== STATED GOAL ==
Within the records below, find each line that holds the string "three", then copy it.

== INFORMATION SUPPLIED ==

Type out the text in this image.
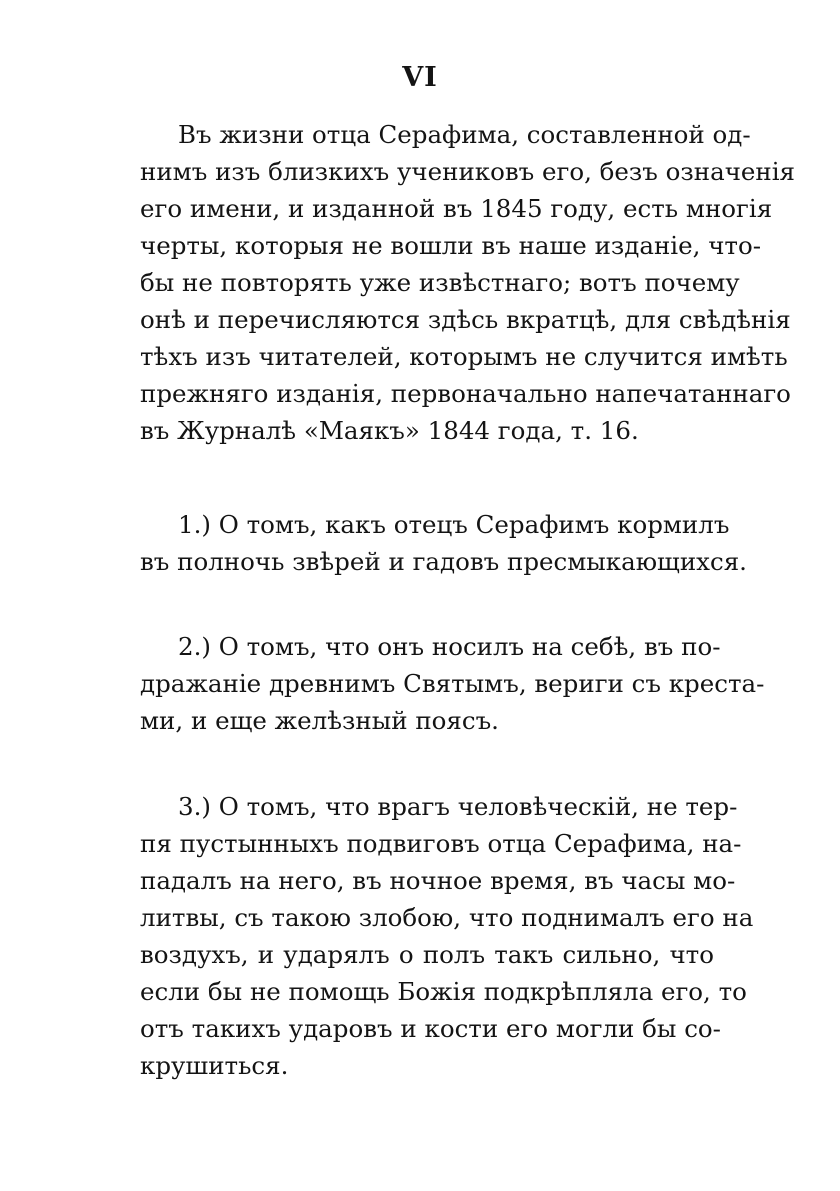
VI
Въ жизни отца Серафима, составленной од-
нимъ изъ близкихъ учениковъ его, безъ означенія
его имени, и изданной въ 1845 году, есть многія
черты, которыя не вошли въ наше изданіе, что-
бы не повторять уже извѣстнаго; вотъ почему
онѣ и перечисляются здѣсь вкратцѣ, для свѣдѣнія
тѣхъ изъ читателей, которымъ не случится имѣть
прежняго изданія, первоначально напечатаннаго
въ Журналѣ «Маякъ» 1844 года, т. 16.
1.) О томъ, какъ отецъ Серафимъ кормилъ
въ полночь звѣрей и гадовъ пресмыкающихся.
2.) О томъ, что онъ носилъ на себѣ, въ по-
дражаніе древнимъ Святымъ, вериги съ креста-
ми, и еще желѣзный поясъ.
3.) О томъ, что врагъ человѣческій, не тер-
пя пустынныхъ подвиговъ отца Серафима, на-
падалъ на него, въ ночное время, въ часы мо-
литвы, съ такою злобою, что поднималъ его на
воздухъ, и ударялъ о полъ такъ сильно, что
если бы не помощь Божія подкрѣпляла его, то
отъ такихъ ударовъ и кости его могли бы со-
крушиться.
* * *
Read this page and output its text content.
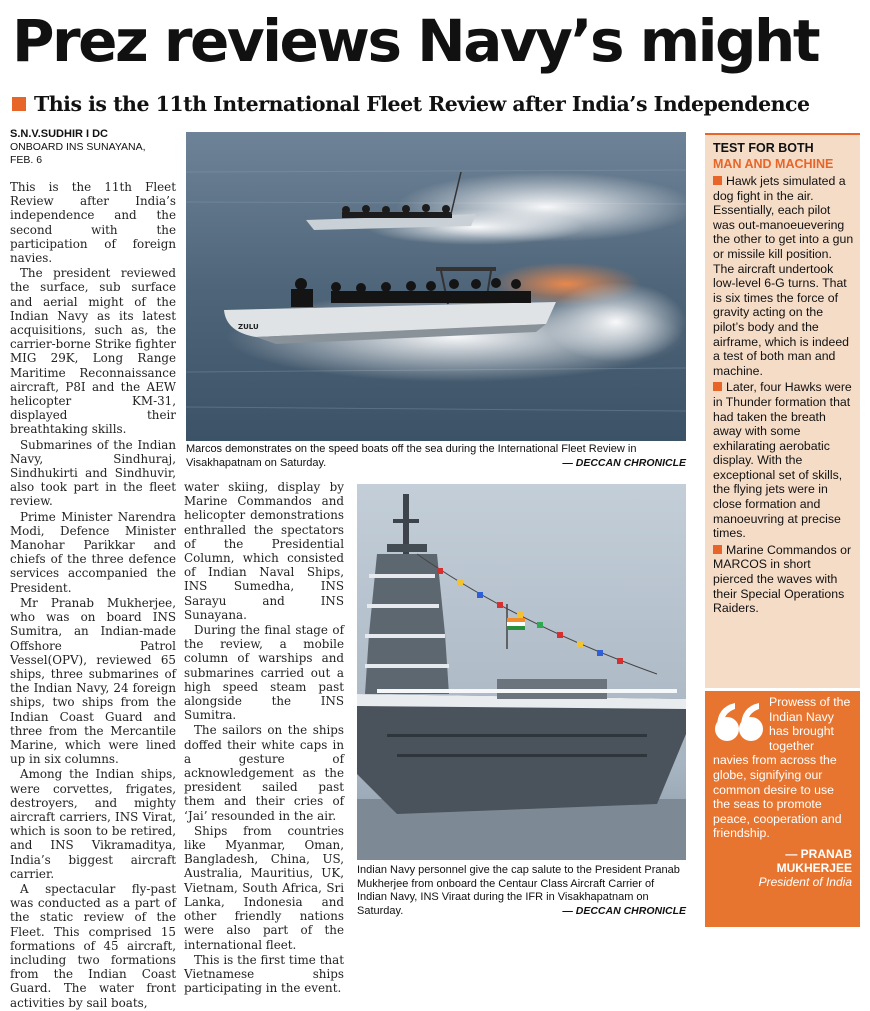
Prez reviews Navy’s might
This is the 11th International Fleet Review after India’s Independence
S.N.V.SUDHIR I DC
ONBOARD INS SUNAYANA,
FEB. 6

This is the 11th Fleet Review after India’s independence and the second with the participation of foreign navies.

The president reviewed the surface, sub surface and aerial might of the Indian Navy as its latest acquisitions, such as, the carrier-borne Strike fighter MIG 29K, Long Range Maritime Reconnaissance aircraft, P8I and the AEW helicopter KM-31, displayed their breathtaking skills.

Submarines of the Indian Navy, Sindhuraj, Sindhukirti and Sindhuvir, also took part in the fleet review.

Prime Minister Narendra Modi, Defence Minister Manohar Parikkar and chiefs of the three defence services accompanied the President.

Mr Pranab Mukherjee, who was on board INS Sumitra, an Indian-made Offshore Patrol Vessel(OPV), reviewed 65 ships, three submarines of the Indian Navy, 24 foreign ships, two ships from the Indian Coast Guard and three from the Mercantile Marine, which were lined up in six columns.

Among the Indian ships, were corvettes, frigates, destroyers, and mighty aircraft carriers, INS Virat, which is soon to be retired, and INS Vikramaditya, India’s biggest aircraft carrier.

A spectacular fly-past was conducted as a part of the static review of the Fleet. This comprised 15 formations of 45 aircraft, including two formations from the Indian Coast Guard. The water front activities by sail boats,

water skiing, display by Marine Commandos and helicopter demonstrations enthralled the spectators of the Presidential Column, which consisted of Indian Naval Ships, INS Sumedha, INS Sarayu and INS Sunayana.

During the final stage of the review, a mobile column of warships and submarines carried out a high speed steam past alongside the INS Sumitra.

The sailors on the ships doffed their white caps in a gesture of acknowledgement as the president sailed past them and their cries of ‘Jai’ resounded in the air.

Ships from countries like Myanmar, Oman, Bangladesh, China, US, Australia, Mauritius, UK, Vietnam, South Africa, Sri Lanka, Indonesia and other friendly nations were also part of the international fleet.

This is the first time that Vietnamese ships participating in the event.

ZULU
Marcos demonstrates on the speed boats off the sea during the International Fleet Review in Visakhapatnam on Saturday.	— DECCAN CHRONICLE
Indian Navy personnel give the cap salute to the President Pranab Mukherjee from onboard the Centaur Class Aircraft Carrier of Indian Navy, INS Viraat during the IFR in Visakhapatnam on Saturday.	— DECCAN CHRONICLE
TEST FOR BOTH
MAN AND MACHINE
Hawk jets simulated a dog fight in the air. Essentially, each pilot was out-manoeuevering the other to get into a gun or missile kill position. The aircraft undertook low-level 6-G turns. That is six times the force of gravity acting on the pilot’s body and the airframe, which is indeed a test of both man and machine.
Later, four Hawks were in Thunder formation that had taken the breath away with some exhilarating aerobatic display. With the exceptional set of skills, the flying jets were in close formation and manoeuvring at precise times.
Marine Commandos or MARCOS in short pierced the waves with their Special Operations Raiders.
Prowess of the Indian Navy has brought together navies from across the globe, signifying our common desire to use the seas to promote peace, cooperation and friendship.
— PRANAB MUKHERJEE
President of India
* * *
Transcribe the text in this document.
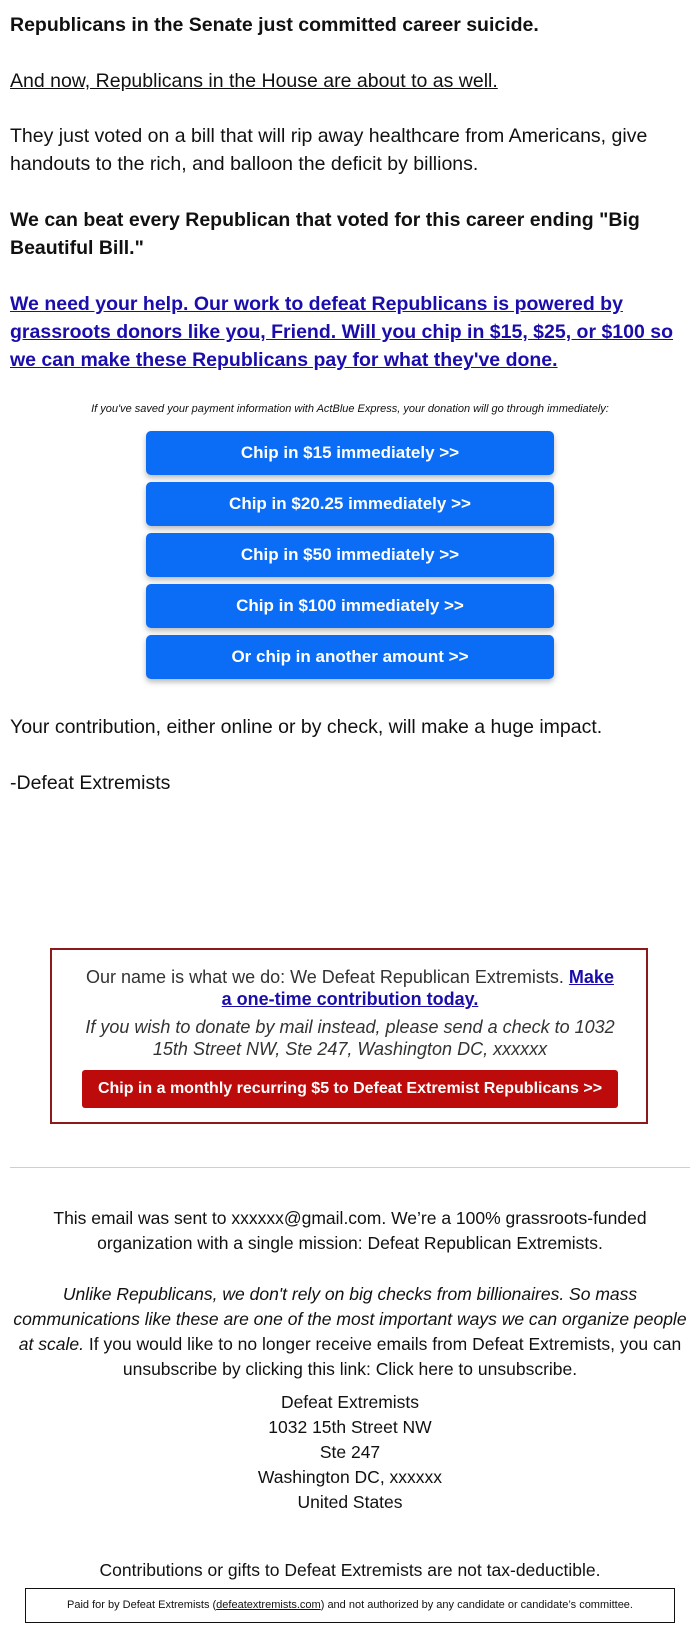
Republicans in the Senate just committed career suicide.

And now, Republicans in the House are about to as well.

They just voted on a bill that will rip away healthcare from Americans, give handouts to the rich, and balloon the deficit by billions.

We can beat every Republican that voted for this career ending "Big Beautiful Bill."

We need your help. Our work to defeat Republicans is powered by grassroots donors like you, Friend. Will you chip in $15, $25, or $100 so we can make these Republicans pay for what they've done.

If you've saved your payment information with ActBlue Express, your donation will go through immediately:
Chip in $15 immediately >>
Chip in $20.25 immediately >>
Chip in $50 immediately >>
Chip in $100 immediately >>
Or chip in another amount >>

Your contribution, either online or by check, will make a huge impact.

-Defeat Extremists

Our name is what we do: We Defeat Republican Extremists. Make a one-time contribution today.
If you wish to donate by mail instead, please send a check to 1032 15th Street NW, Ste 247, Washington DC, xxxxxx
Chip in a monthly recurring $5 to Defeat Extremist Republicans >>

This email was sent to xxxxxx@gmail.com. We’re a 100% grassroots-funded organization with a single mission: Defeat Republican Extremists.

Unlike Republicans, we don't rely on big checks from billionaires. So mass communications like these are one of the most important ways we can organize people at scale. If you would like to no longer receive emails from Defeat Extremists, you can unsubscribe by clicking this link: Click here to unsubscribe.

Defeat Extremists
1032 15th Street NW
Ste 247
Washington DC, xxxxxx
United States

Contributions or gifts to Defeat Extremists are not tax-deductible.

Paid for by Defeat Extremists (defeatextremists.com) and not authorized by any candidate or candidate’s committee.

== THE COMPLETED TASK ==
Prime Minister Narendra Modi, Defence Minister Manohar Parikkar and chiefs of the three defence services accompanied the President.
Mr Pranab Mukherjee, who was on board INS Sumitra, an Indian-made Offshore Patrol Vessel(OPV), reviewed 65 ships, three submarines of the Indian Navy, 24 foreign ships, two ships from the Indian Coast Guard and three from the Mercantile Marine, which were lined up in six columns.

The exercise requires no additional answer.